* _TASK GOAL_
Look for the line with "Enumerate this screenshot's" in the entries below, then extract that line and all lines after it exactly, with pictures left out.

* _RECORDS PROVIDED_
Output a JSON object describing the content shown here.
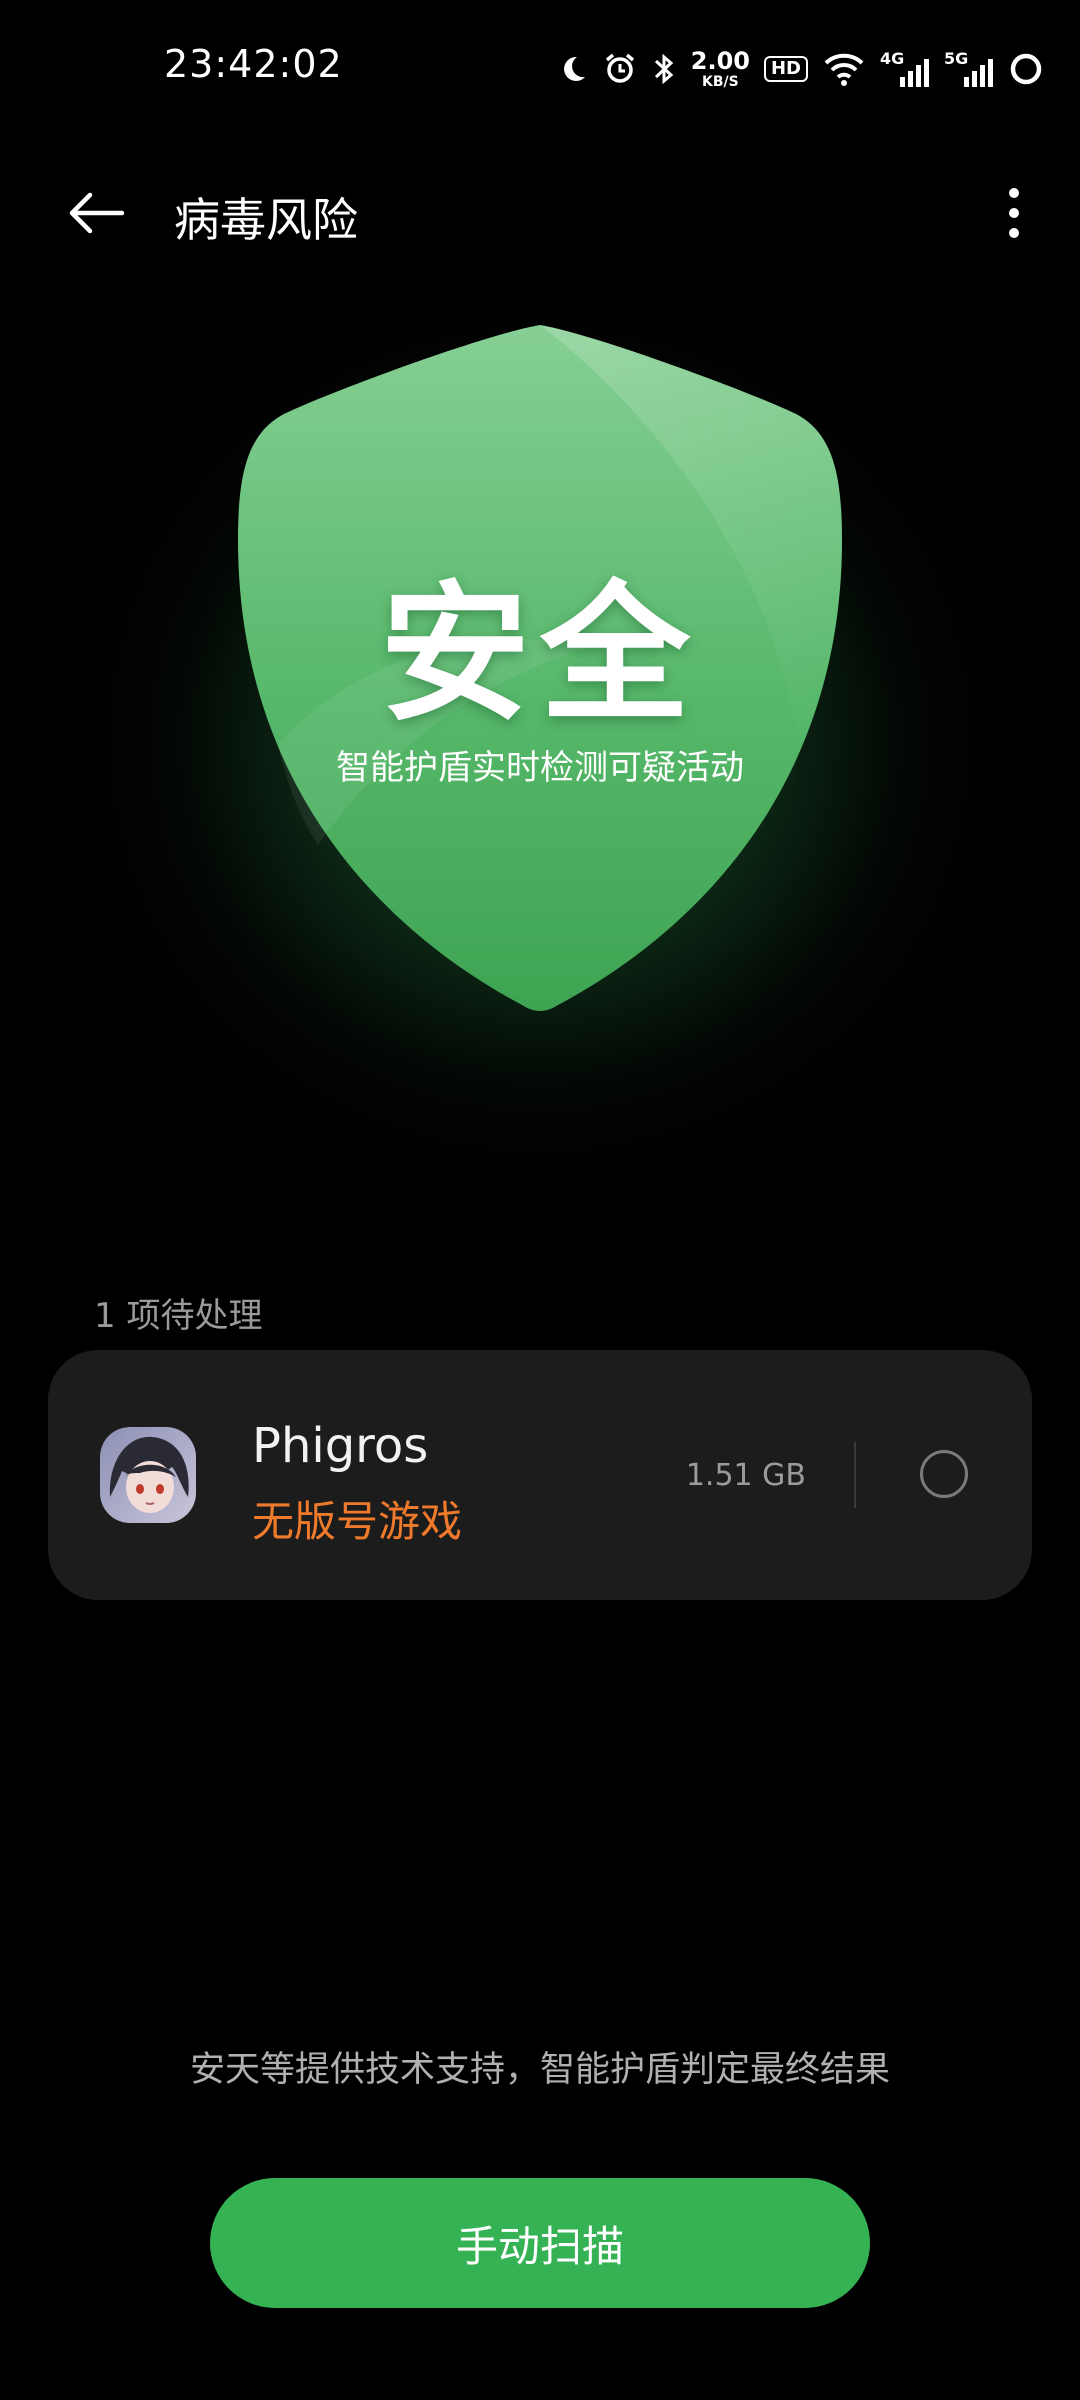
{
  "status_bar": {
    "time": "23:42:02",
    "net_speed_value": "2.00",
    "net_speed_unit": "KB/S",
    "hd_badge": "HD",
    "signal1_label": "4G",
    "signal2_label": "5G",
    "icons": [
      "moon-icon",
      "alarm-icon",
      "bluetooth-icon",
      "wifi-icon",
      "signal-icon",
      "battery-ring-icon"
    ]
  },
  "header": {
    "title": "病毒风险",
    "back_icon": "arrow-left-icon",
    "more_icon": "more-vertical-icon"
  },
  "shield": {
    "status": "安全",
    "subtitle": "智能护盾实时检测可疑活动",
    "color": "#4caf63"
  },
  "pending": {
    "label": "1 项待处理",
    "items": [
      {
        "name": "Phigros",
        "risk": "无版号游戏",
        "size": "1.51 GB",
        "selected": false
      }
    ]
  },
  "footer": {
    "note": "安天等提供技术支持，智能护盾判定最终结果",
    "scan_button": "手动扫描"
  },
  "colors": {
    "background": "#000000",
    "card": "#1c1c1c",
    "accent_green": "#34b254",
    "warning_orange": "#f07a2c"
  }
}
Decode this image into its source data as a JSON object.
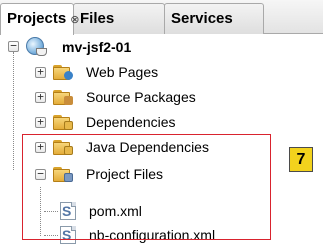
{
  "tabs": [
    {
      "label": "Projects",
      "close": "⊗"
    },
    {
      "label": "Files"
    },
    {
      "label": "Services"
    }
  ],
  "tree": {
    "root": {
      "label": "mv-jsf2-01",
      "expander": "−"
    },
    "items": [
      {
        "label": "Web Pages",
        "expander": "+",
        "icon": "web-pages-folder-icon"
      },
      {
        "label": "Source Packages",
        "expander": "+",
        "icon": "source-packages-folder-icon"
      },
      {
        "label": "Dependencies",
        "expander": "+",
        "icon": "dependencies-folder-icon"
      },
      {
        "label": "Java Dependencies",
        "expander": "+",
        "icon": "java-dependencies-folder-icon"
      },
      {
        "label": "Project Files",
        "expander": "−",
        "icon": "project-files-folder-icon"
      }
    ],
    "project_files": [
      {
        "label": "pom.xml",
        "icon": "xml-file-icon"
      },
      {
        "label": "nb-configuration.xml",
        "icon": "xml-file-icon"
      }
    ]
  },
  "annotation": {
    "step": "7",
    "highlight_color": "#d9232e",
    "badge_color": "#f2d21d"
  }
}
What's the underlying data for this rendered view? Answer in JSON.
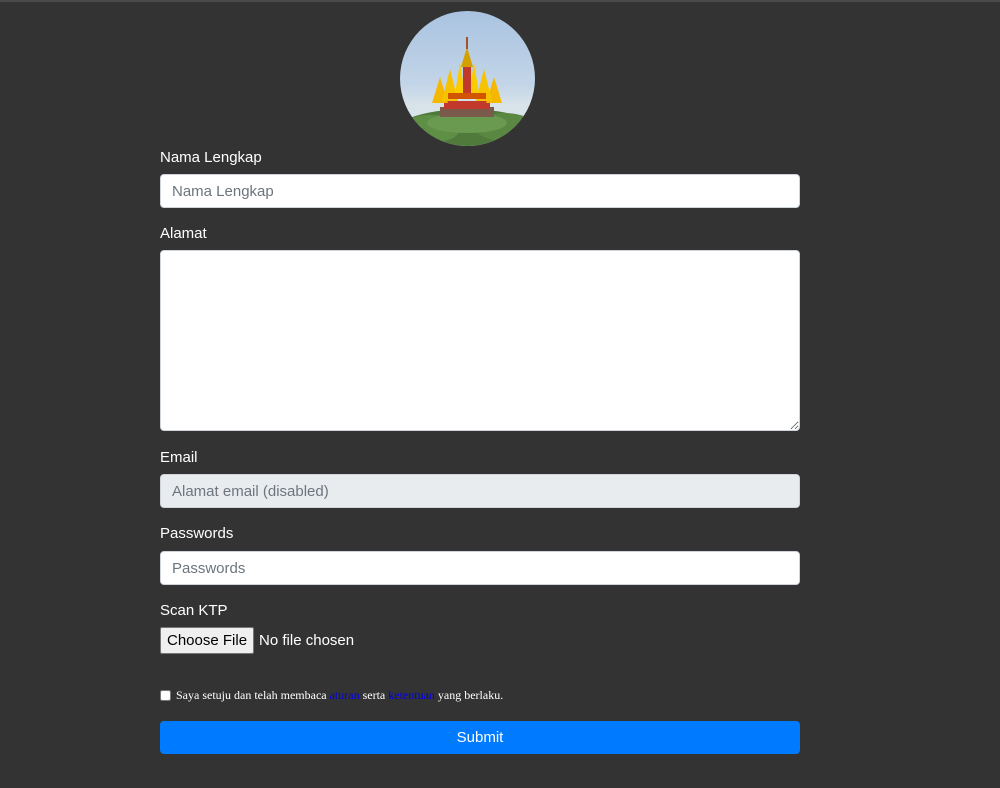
{
  "form": {
    "fullname": {
      "label": "Nama Lengkap",
      "placeholder": "Nama Lengkap"
    },
    "address": {
      "label": "Alamat"
    },
    "email": {
      "label": "Email",
      "placeholder": "Alamat email (disabled)"
    },
    "password": {
      "label": "Passwords",
      "placeholder": "Passwords"
    },
    "scan_ktp": {
      "label": "Scan KTP",
      "button": "Choose File",
      "status": "No file chosen"
    },
    "agreement": {
      "text_before": "Saya setuju dan telah membaca",
      "link1": "aturan",
      "text_middle": "serta",
      "link2": "ketentuan",
      "text_after": "yang berlaku."
    },
    "submit_label": "Submit"
  },
  "colors": {
    "background": "#333333",
    "submit": "#007bff",
    "disabled_field": "#e9ecef",
    "link": "#0000ee"
  },
  "icons": {
    "avatar": "monument-photo"
  }
}
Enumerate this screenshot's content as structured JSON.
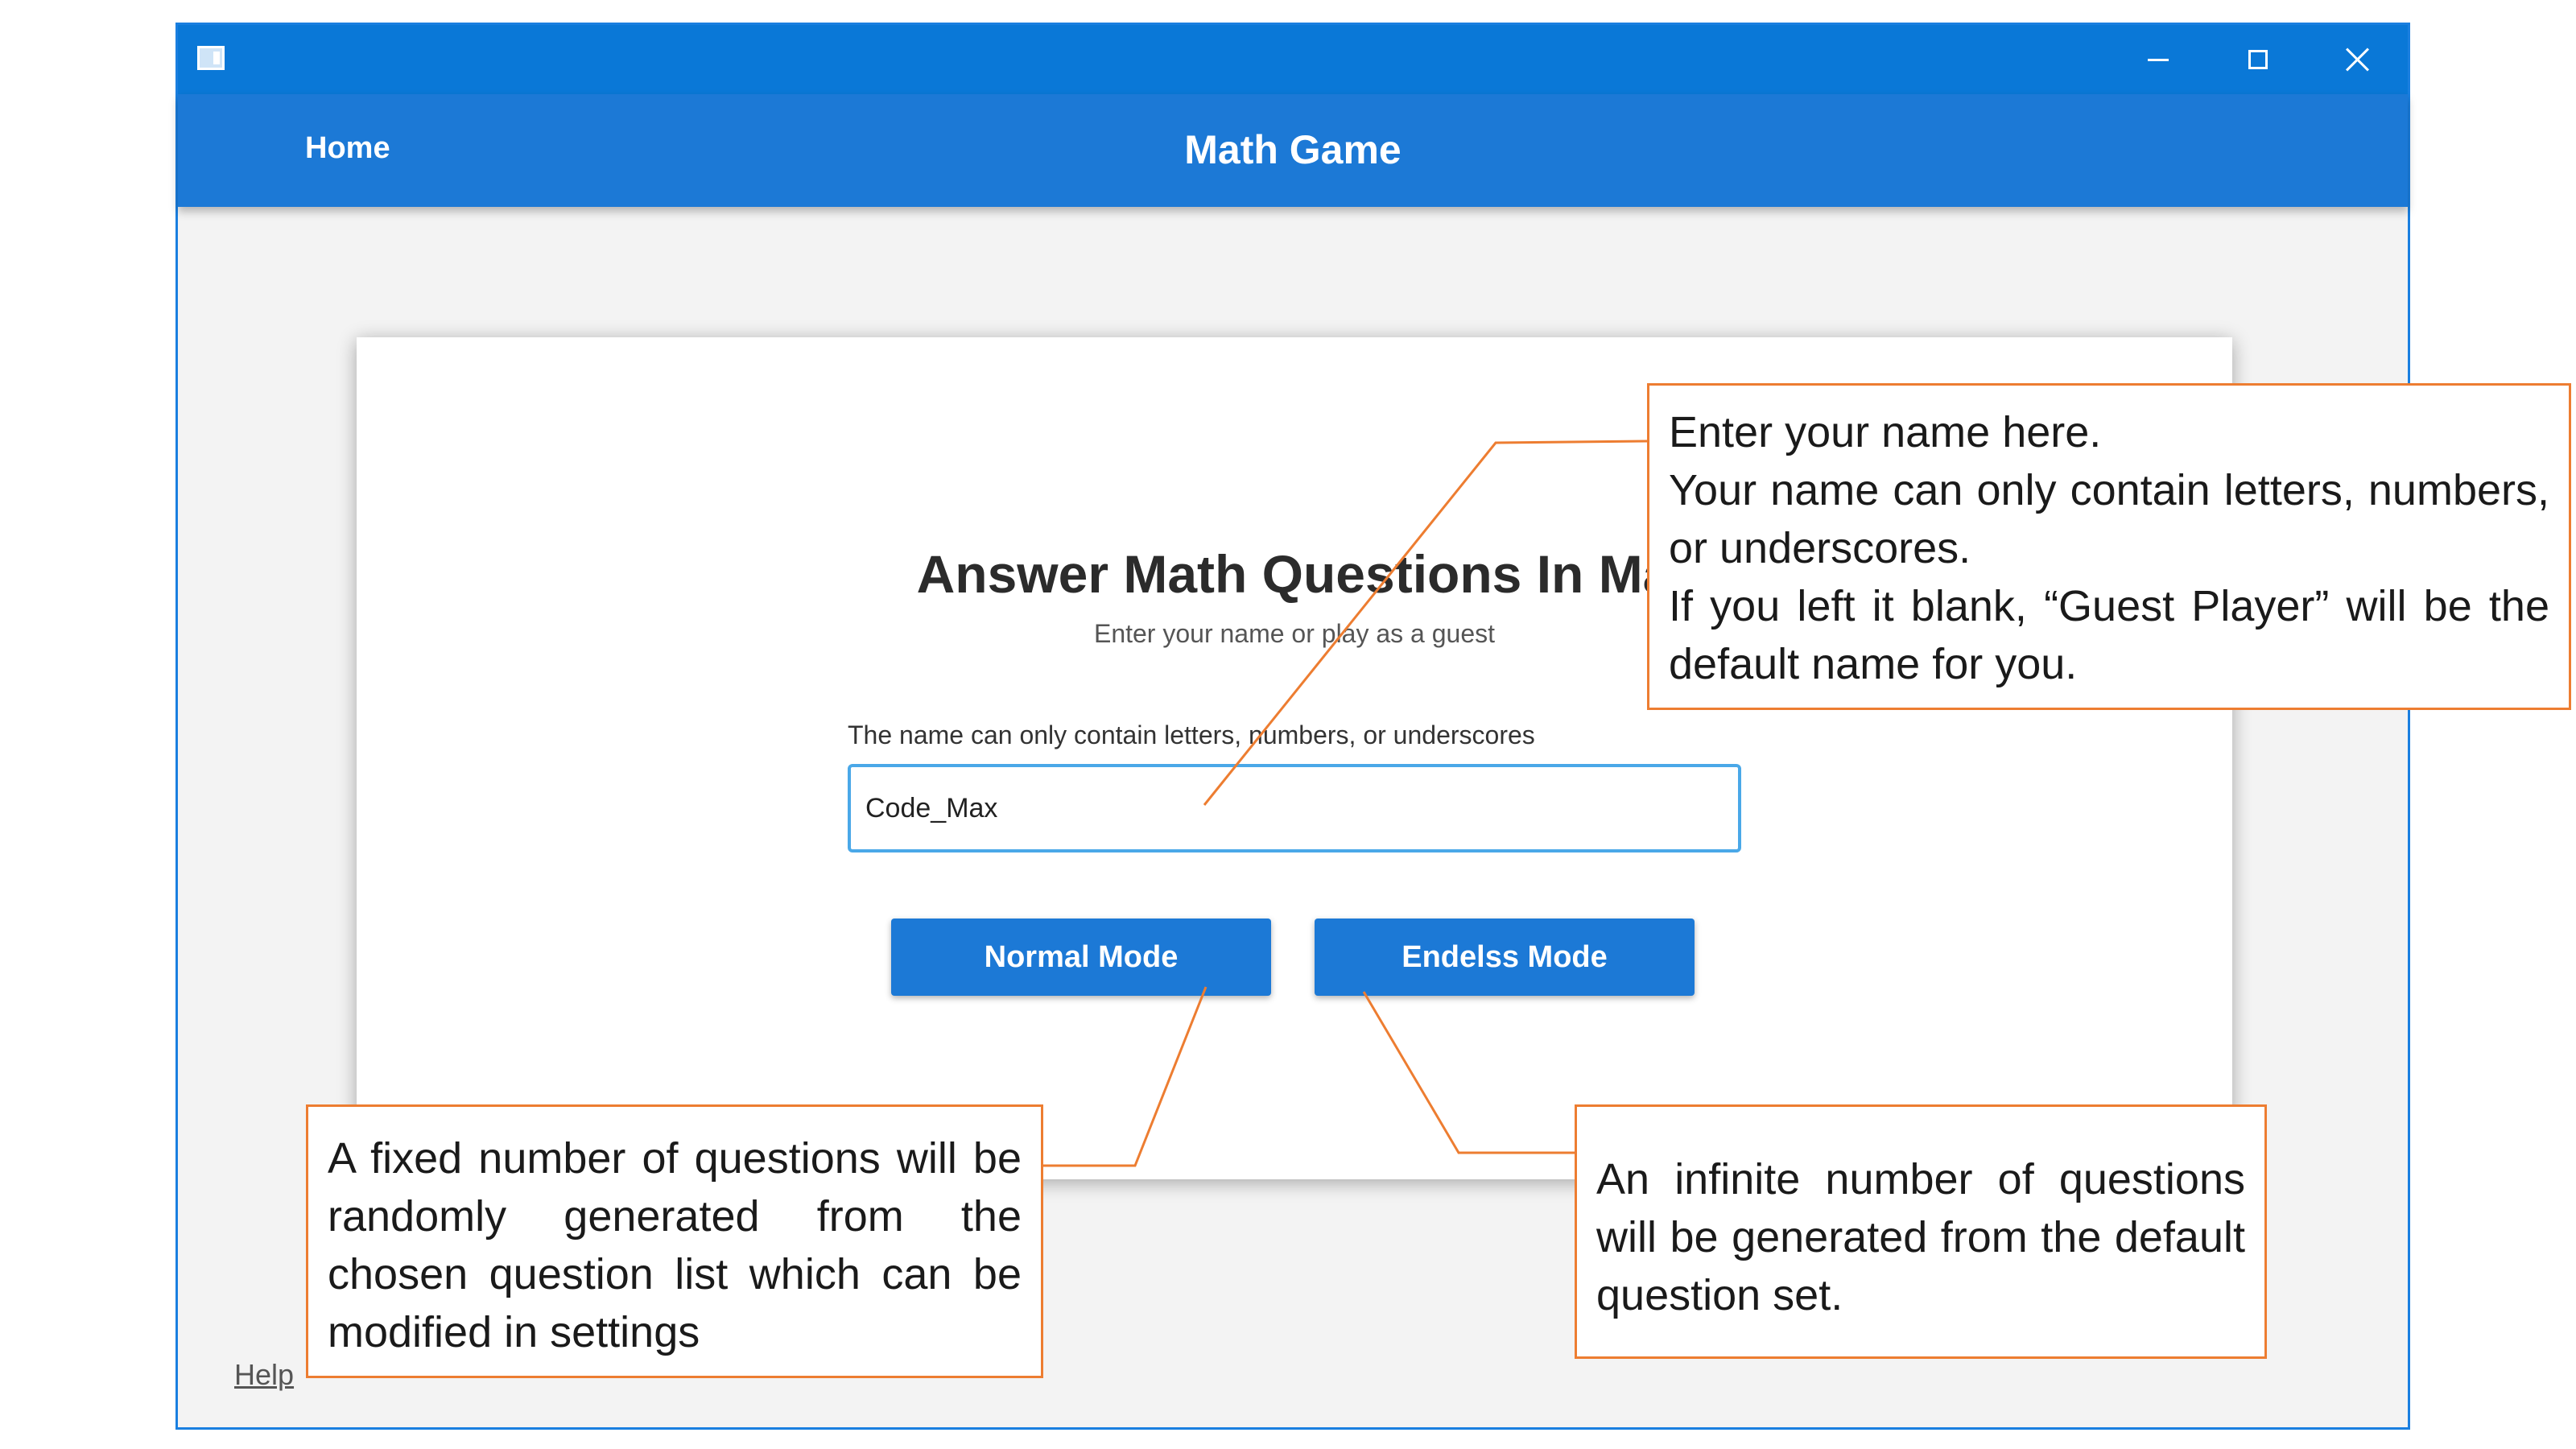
{
  "window": {
    "title": "Math Game",
    "controls": {
      "minimize": "minimize",
      "maximize": "maximize",
      "close": "close"
    }
  },
  "appbar": {
    "home_label": "Home",
    "title": "Math Game"
  },
  "card": {
    "heading": "Answer Math Questions In Ma",
    "subtitle": "Enter your name or play as a guest",
    "field_hint": "The name can only contain letters, numbers, or underscores",
    "name_value": "Code_Max",
    "normal_label": "Normal Mode",
    "endless_label": "Endelss Mode"
  },
  "help_label": "Help",
  "callouts": {
    "name": [
      "Enter your name here.",
      "Your name can only contain letters, numbers, or underscores.",
      "If you left it blank, “Guest Player” will be the default name for you."
    ],
    "normal": "A fixed number of questions will be randomly generated from the chosen question list which can be modified in settings",
    "endless": "An infinite number of questions will be generated from the default question set."
  },
  "colors": {
    "accent": "#1c79d6",
    "titlebar": "#0a78d7",
    "callout_border": "#ed7d31"
  }
}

* _ANSWER TO THIS EXERCISE_
Enumerate this screenshot's content as structured JSON.
{
  "window": {
    "title": "Math Game",
    "controls": {
      "minimize": "minimize",
      "maximize": "maximize",
      "close": "close"
    }
  },
  "appbar": {
    "home_label": "Home",
    "title": "Math Game"
  },
  "card": {
    "heading": "Answer Math Questions In Ma",
    "subtitle": "Enter your name or play as a guest",
    "field_hint": "The name can only contain letters, numbers, or underscores",
    "name_value": "Code_Max",
    "normal_label": "Normal Mode",
    "endless_label": "Endelss Mode"
  },
  "help_label": "Help",
  "callouts": {
    "name": [
      "Enter your name here.",
      "Your name can only contain letters, numbers, or underscores.",
      "If you left it blank, “Guest Player” will be the default name for you."
    ],
    "normal": "A fixed number of questions will be randomly generated from the chosen question list which can be modified in settings",
    "endless": "An infinite number of questions will be generated from the default question set."
  },
  "colors": {
    "accent": "#1c79d6",
    "titlebar": "#0a78d7",
    "callout_border": "#ed7d31"
  }
}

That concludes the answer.